_Given exercise 1_: Please mark each statement as yes or no depending on whether it agrees with the passage on supercharger torsion damping, and quote the words from that passage that decide it. (a) The invention is suited only to blowers with one particular kind of input drive. (b) A screw compressor compresses the air internally before delivering it to the outlet port. (c) In a typical on-highway engine, the torque output is perfectly smooth and constant.
_Given exercise 2_: Carry the passage on supercharger torsion damping forward from its final sentence, keeping its voice and subject.

_Selection_:
□ □ □ □ □ □ □
The present invention relates to a torsion damping mechanism for a supercharger or rotary blower, including a torsion damping mechanism (e.g., “isolator”) for reducing audible noise from the supercharger or blower, and especially from the timing gears.
Although the present invention may be used advantageously on many different types of blowers, regardless of the manner of input drive to the blower, the present invention is especially adapted for use with a Roots-type rotary blower that is driven by an internal combustion engine. In a typical internal combustion engine used commercially for on-highway vehicles, the torque output of the engine is not perfectly smooth and constant, but instead, is generated in response to a series of individual, discrete combustion cycles.
A typical Roots-type blower transfers volumes of air from the inlet port to the outlet port, whereas a screw compressor actually achieves internal compression of the air before delivering it to the outlet port. However, for purposes of the present invention, the blower, or compressor, generally includes a pair of rotors, which must be timed in relationship to each other, and therefore, are driven by meshed timing gears. As is now well known to those skilled in the blower art, the timing gears are potentially subject to conditions such as gear rattle and bounce.
□ □ □ □ □ □ □
_Provided information_:
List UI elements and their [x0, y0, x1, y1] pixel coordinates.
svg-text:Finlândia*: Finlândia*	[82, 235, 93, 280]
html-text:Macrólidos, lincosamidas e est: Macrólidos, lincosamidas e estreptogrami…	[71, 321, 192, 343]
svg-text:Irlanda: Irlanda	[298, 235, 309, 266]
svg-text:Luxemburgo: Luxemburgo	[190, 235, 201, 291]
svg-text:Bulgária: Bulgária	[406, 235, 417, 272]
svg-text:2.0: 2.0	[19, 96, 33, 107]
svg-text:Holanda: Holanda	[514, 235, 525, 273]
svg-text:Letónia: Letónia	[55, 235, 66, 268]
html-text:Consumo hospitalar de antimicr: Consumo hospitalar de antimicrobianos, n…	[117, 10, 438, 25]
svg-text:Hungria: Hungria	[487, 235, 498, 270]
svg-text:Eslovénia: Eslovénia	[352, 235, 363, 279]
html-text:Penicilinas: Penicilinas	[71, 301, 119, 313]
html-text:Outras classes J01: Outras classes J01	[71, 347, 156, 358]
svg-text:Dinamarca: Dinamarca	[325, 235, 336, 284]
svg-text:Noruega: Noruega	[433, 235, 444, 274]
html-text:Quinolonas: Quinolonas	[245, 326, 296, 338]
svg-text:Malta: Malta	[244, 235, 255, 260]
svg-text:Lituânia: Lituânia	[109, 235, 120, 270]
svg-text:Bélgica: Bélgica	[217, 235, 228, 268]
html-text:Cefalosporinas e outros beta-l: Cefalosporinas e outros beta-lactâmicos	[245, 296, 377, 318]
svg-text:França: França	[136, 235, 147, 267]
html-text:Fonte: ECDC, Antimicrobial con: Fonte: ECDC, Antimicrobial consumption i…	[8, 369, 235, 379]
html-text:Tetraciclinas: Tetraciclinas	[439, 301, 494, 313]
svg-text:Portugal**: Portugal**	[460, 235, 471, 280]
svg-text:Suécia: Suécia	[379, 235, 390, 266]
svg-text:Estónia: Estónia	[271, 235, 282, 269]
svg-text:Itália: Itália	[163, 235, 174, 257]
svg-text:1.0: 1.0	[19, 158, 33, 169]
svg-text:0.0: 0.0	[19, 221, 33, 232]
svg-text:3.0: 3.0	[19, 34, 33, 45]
□ □ □ □ □ □ □
_Response 1_:
(a) No: "regardless of the manner of input drive to the blower"
(b) Yes: "a screw compressor actually achieves internal compression of the air before delivering it to the outlet port"
(c) No: "the torque output of the engine is not perfectly smooth and constant"

_Response 2_:
Rotary blowers of the type to which the present invention relates (e.g., either Roots-type or screw compressor type) are also referred to as “superchargers,” because they are used to effectively supercharge the intake side of the engine. Typically, the input to an engine supercharger is a pulley and belt drive arrangement that is configured and sized such that, at any given engine speed, the amount of air being transferred into the intake manifold is greater than the instantaneous displacement of the engine, thus increasing the air pressure within the intake manifold, and increasing the power density of the engine.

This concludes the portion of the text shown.